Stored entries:
::::::::

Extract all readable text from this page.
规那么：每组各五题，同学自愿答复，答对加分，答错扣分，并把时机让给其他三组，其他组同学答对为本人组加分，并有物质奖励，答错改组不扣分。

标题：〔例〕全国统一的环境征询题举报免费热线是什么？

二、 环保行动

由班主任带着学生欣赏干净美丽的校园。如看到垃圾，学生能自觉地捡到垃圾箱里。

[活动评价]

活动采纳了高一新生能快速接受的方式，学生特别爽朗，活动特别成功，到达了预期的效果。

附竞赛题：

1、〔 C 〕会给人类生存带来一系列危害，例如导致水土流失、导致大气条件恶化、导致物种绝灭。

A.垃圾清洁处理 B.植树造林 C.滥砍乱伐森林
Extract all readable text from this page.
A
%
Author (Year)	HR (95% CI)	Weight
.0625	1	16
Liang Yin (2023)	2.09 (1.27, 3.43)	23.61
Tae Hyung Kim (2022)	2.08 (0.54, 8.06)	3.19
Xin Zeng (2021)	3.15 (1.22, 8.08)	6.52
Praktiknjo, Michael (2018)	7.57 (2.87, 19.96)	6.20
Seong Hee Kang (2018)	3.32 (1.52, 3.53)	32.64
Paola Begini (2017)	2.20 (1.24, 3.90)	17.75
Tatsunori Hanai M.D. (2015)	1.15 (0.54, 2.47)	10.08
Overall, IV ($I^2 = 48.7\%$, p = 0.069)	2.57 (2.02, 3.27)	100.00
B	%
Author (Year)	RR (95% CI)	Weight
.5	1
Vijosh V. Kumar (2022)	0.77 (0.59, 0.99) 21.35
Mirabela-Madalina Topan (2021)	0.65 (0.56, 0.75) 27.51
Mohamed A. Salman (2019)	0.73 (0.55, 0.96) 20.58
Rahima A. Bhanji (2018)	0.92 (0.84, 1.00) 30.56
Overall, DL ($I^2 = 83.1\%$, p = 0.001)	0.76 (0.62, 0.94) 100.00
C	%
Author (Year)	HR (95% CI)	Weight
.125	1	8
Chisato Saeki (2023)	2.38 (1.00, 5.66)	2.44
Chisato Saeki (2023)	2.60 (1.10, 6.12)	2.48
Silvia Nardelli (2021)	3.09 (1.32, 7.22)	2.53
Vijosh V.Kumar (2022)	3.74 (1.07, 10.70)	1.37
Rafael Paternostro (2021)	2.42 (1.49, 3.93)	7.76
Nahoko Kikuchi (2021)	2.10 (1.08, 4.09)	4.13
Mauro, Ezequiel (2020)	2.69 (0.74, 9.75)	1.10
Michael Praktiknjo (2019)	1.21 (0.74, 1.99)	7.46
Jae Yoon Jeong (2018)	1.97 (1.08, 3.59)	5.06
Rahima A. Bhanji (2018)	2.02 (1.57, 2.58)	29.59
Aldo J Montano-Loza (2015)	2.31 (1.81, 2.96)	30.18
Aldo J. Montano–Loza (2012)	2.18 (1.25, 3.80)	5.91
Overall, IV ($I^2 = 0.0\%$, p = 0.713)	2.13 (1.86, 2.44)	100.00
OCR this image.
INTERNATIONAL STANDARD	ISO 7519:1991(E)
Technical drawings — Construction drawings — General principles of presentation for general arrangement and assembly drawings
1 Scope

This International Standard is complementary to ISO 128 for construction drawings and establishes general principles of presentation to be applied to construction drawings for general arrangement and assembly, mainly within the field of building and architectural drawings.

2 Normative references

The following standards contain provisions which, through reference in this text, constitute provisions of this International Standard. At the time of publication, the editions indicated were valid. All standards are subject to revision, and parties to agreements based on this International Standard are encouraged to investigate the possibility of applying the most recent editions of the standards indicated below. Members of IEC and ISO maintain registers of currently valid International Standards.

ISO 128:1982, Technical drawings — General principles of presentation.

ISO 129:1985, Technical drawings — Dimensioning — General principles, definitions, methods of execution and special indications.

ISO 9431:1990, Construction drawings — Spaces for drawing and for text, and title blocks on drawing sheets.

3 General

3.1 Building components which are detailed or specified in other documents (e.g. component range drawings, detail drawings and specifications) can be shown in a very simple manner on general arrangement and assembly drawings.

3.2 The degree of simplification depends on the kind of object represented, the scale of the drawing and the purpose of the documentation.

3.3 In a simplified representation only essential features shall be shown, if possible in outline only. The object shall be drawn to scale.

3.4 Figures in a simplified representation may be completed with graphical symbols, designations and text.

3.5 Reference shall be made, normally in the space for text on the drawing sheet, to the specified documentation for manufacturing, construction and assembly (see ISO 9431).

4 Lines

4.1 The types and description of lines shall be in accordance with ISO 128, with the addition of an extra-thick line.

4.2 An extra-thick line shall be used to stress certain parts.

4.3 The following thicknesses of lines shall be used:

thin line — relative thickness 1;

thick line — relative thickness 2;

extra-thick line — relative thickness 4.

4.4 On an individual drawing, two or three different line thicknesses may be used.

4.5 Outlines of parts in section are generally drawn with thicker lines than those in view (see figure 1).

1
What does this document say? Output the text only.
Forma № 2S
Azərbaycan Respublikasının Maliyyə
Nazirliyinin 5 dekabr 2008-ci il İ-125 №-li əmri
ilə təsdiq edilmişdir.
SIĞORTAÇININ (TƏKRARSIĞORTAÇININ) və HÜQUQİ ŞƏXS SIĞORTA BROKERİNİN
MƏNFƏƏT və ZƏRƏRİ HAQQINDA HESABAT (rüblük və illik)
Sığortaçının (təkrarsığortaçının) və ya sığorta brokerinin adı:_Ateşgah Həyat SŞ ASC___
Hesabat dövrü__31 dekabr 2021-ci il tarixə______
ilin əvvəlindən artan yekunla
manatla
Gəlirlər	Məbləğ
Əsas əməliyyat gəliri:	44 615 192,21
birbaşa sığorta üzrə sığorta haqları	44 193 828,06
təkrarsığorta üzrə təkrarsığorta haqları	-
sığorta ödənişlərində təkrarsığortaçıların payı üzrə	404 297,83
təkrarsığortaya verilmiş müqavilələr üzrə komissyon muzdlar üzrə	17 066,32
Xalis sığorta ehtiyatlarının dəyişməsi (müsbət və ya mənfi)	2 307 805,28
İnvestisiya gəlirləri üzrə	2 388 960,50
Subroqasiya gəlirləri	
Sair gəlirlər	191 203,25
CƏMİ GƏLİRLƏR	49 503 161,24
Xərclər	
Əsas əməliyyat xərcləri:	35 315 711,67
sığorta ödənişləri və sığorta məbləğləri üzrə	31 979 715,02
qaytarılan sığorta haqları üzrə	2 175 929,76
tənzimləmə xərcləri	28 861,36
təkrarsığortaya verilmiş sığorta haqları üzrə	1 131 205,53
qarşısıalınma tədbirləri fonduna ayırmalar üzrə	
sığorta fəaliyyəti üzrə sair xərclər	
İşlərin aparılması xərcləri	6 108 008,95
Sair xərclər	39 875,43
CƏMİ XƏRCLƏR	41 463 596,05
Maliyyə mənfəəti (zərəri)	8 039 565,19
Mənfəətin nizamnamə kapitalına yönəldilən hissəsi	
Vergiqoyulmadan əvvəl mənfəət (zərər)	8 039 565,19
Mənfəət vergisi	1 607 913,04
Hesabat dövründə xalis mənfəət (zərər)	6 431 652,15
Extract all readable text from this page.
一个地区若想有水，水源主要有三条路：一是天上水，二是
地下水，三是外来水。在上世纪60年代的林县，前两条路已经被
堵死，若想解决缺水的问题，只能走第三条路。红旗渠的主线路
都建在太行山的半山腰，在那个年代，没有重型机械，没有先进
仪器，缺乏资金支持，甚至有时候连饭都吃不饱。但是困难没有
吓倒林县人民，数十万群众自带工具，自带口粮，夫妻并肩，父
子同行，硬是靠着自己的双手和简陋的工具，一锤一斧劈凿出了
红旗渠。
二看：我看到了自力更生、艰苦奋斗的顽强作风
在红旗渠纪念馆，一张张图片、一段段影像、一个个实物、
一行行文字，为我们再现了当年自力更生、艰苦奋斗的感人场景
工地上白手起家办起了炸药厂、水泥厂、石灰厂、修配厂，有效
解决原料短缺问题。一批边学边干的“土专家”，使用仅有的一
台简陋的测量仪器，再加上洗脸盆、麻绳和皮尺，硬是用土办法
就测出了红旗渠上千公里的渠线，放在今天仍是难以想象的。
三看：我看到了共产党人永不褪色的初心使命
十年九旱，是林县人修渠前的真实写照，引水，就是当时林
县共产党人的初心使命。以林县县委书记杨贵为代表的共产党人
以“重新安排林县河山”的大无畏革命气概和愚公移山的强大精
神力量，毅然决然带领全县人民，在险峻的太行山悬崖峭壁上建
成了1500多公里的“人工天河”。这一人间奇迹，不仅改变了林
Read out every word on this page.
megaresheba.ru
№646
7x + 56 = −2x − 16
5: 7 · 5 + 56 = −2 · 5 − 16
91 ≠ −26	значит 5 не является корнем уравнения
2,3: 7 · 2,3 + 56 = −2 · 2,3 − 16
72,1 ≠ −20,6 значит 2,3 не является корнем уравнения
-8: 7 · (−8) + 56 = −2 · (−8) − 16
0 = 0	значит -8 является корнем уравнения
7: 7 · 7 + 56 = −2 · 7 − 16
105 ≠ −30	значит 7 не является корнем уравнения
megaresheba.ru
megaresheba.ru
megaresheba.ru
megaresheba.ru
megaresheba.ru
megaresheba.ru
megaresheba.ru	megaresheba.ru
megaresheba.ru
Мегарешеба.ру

::::::::

WHAT YOU HAVE TO DO: Make a list of all lines in the data that contain "representation".

OUTPUT FOR THIS TASK:
3.3 In a simplified representation only essential features shall be shown, if possible in outline only. The object shall be drawn to scale.
3.4 Figures in a simplified representation may be completed with graphical symbols, designations and text.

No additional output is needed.